## start Entries shown

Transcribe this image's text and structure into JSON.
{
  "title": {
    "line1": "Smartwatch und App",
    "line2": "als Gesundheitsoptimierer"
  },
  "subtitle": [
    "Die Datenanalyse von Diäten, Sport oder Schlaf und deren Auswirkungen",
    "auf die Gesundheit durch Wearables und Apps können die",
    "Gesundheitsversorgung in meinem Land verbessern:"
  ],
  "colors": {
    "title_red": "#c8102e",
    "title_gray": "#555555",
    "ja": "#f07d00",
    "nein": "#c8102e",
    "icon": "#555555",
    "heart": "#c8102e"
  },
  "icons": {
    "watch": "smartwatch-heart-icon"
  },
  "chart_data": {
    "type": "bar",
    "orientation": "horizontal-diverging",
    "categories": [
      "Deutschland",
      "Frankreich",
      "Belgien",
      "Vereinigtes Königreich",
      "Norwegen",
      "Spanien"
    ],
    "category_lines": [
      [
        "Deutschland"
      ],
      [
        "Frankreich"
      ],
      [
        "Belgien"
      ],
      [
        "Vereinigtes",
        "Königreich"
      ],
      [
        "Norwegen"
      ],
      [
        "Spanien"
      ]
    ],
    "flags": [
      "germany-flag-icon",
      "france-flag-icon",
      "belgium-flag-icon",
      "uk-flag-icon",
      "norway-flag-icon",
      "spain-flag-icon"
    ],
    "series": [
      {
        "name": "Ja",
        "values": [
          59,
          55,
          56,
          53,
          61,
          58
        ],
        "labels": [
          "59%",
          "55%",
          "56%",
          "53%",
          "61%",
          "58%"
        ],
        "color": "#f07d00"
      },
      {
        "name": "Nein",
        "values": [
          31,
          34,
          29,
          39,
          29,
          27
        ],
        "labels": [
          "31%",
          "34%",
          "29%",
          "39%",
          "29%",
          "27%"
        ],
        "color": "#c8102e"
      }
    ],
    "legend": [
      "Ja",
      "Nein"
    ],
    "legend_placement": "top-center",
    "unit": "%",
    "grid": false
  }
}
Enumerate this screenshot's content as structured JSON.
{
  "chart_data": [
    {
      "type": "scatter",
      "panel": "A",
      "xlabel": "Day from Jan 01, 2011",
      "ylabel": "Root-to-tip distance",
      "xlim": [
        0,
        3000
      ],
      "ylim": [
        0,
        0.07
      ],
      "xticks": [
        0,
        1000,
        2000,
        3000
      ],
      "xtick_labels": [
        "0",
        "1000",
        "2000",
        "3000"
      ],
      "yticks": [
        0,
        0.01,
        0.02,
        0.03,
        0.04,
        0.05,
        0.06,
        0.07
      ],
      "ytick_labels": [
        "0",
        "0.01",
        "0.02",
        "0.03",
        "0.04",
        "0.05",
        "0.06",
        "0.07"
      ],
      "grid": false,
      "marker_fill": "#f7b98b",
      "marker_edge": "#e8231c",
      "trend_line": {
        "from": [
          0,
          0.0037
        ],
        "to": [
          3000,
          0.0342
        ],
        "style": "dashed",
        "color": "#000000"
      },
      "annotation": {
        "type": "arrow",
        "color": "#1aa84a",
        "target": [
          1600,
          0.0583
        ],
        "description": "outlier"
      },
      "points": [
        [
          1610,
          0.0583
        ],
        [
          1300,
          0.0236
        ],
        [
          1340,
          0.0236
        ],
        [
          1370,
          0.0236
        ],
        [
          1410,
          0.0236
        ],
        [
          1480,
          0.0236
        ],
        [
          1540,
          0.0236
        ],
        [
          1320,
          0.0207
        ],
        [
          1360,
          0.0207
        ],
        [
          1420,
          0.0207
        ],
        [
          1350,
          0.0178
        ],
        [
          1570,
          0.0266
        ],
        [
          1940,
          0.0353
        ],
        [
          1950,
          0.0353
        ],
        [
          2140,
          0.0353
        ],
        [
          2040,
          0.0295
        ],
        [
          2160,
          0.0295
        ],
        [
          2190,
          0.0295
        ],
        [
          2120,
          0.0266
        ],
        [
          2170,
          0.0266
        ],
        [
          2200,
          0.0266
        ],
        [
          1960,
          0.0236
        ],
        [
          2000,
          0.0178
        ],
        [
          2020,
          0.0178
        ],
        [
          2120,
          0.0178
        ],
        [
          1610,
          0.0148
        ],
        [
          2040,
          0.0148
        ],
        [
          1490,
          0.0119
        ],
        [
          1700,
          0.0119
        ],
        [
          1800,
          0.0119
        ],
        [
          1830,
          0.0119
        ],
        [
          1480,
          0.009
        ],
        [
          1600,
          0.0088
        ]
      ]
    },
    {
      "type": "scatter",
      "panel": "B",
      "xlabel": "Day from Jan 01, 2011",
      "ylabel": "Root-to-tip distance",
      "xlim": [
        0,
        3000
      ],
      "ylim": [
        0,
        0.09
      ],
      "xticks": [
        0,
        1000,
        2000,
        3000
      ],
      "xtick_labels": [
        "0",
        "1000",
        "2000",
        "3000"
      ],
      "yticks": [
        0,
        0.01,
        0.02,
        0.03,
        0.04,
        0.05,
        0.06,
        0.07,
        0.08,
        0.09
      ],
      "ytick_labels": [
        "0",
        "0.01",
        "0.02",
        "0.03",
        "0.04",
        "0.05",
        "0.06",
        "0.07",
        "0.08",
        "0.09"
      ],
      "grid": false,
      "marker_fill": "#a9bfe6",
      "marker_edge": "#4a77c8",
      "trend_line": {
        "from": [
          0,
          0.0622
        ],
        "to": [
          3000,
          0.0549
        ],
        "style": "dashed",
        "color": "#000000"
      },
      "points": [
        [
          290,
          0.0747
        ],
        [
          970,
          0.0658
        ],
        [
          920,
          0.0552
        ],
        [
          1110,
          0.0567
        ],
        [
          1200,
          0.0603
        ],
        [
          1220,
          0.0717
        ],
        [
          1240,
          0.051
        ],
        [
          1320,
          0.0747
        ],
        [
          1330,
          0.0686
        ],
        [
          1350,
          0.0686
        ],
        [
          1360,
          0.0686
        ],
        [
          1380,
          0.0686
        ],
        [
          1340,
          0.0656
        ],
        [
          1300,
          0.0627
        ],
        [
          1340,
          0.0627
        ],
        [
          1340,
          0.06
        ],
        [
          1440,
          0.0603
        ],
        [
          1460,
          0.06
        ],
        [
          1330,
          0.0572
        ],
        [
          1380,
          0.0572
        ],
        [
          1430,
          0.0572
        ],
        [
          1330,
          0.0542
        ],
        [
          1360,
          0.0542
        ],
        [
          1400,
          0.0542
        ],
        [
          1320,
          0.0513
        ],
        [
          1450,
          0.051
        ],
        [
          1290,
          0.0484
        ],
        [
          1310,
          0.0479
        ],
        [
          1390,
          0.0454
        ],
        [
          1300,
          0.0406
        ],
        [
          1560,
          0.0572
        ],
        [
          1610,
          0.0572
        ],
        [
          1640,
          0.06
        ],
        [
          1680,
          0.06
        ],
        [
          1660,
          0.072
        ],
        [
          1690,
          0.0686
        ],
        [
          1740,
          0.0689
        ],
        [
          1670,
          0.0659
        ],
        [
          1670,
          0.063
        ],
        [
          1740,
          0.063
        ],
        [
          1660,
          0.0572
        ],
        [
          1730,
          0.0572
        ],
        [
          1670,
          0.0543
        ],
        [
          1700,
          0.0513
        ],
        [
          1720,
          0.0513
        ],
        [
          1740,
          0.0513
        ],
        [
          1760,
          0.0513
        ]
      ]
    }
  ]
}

## end Entries shown

What you should do
Show every line where the string "Vereinigtes" appears.

Answer to this exercise
      "Vereinigtes Königreich",
        "Vereinigtes",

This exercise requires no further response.